• [Brief 1]
Please turn the paragraph beginning "This metric group reports the aggregated" in the IBM Z HMC monitoring page below into a short bulleted list that keeps its main facts.
• [Brief 2]
According to the IBM Z HMC monitoring page below, what is the lowest metrics poll rate allowed?
• [Brief 3]
Pick up the IBM Z HMC monitoring page below at the point where it stops, and write what comes next.

Monitoring IBM Z HMC

The IBM Z HMC sensor is automatically deployed and installed after you install the Instana agent.

To monitor IBM Z HMC in a Kubernetes or Red Hat OpenShift cluster, do not install Instana host agents on each node of the cluster. Install host agents on dedicated host machines.

This is an optional feature, disabled by default in the Instana backend. To enable this optional feature, see the page for your Instana deployment: SaaS, Self-Hosted Custom Edition (Kubernetes or Red Hat OpenShift Container Platform), or Self-Hosted Classic Edition (Docker)

Supported versions

IBM Z HMC sensor is now supported as a platform. Confirmed support for metrics and configuration data for Z/HMC API version 2.x, 3.x and 4.x.

Configuration

Required permissions

To make the sensor connect to Z HMC and monitor the metrics, ensure that the following conditions are met:

  • You need to have the API access, which can be enabled by using HMC Management - Customize API settings.
  • API users need to have the action/task permission to access the Audit and Log Management and View Security Logs tasks.
  • The Allow access to Web Services management interfaces field needs to be checked in the User Details section for the API user.
  • To monitor types of objects or specific objects such as cpcs and lpars, you need to be assigned with the related roles so that you can access these objects.

Sensor configuration

To connect to zHMC server, you need to configure the following fields in the agent configuration <agent_install_dir>/etc/instana/configuration.yaml:

Note: Only remote monitoring is supported. You can have multiple HMCs configured as follows:

com.instana.plugin.zhmc:
  remote:
    - host: ''             # IP address of the HMC
      port: ''             # HMC port
      user: ''             # userid on the HMC to be used for logging on
      password: ''         # password for the userid
      poll_rate: 15        # metrics poll rate in seconds. Poll rate can not be less than 15 seconds.
      eventsPollRate: 60   # event poll rate in seconds (optional). Comment this configuration to stop the events.
      connectionTimeout: 50 # It is the timeout until a connection with the server is established. Default is 50 seconds.
      connectionRequestTimeout: 50 # It is the time to fetch a connection from the connection pool. Default is 50 seconds.
      socketTimeout: 50 # It is socket read time out. Default is 50 seconds.

Metrics collection

To view the metrics, select Platforms in the sidebar of the Instana UI, click zHMC in the listed platforms, and then you can see a dashboard with a list of IBM Z HMC servers in the zHMCs tab and a list of Central Processor Complex (CPC) in the Systems tab.

Currently, this supports following 11 Metric Groups in both Classic and DPM operational mode.

SI No. Metrics Group Name Mode
1 cpc-usage-overview C
2 logical-partition-usage C
3 channel-usage C
4 dpm-system-usage-overview D
5 partition-usage D
6 zcpc-environmentals-and-power C+D
7 zcpc-processor-usage C+D
8 crypto-usage C
9 flash-memory-usage D
10 adapter-usage C
11 network-physical-adapter-port D

C - Classic and D - DPM mode.

Performance metrics

CPC overview (C)

This metric group reports the aggregated processor usage and channel usage, the ambient temperature, and total system power consumption for each system. The cpc-processor-usage is the average of the percentages of processing capacity for all the physical processors in the CPC. The channel-usage is the average of the percentages of I/O capacity for all the channels and adapters in the CPC.

• [Information shown]
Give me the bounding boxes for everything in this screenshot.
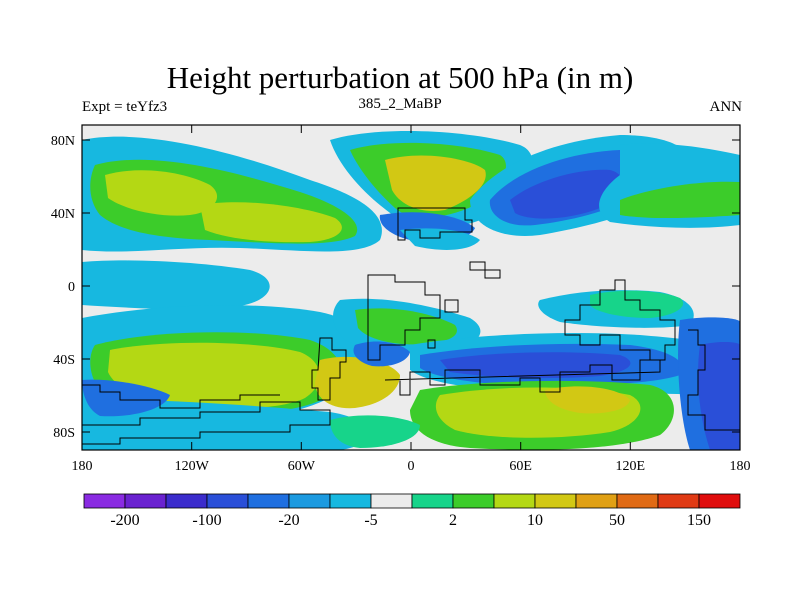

• [Final result 1]
- For each system, it reports aggregated processor usage, channel usage, ambient temperature and total system power consumption.
- cpc-processor-usage is the average of the percentages of processing capacity across all physical processors in the CPC.
- channel-usage is the average of the percentages of I/O capacity across all channels and adapters in the CPC.

• [Final result 2]
15 seconds.

• [Final result 3]
The following metrics are provided in each entry of this metric group:

Metric Description Granularity
CPC Processor Usage The processor percent usage for Central Processor Complex processors. 15 seconds
Channel Usage The channel percent usage. 15 seconds
Power Consumption Watts The total system power consumption in watts. 15 seconds
Temperature Celsius The ambient temperature in Degree Celsius. 15 seconds
CP Shared Processor Usage The processor percent usage for shared Central Processors. 15 seconds
CP Dedicated Processor Usage The processor percent usage for dedicated Central Processors. 15 seconds
IFL Shared Processor Usage The processor percent usage for shared Integrated Facility for Linux processors. 15 seconds
IFL Dedicated Processor Usage The processor percent usage for dedicated Integrated Facility for Linux processors. 15 seconds
ICF Shared Processor Usage The processor percent usage for shared Internal Coupling Facility processors. 15 seconds
ICF Dedicated Processor Usage The processor percent usage for dedicated Internal Coupling Facility processors. 15 seconds
IIP Shared Processor Usage The processor percent usage for shared Integrated Information processors. 15 seconds
IIP Dedicated Processor Usage The processor percent usage for dedicated Integrated Information Processors. 15 seconds
AAP Shared Processor Usage The processor percent usage for shared Application Assist Processors. 15 seconds
AAP Dedicated Processor Usage The processor percent usage for dedicated Application Assist Processors. 15 seconds
ALL Shared Processor Usage The processor percent usage for all the shared processors, combined together. 15 seconds
ALL Dedicated Processor Usage The processor percent usage for all the dedicated processors, combined together. 15 seconds
CP ALL Processor Usage The processor percent usage for all the Central Processors, combined together. 15 seconds
IFL ALL Processor Usage The processor percent usage for all the Integrated Facility for Linux processors, combined together. 15 seconds
ICF ALL Processor Usage The processor percent usage for all the Internal Coupling Facility processors, combined together. 15 seconds
IIP ALL Processor Usage The processor percent usage for all the Integrated Information Processors, combined together. 15 seconds
CBP Shared Processor Usage The processor percent usage for shared Container Based Processors. 15 seconds
CBP Dedicated Processor Usage The processor percent usage for dedicated Container Based Processors. 15 seconds
CBP ALL Processor Usage The processor percent usage for all the Container Based Processors. 15 seconds

Logical partitions (C)

This metric group reports the processor usage for each active logical partition (Image, LPAR Image, Zone, PR/SM virtual server) on the system.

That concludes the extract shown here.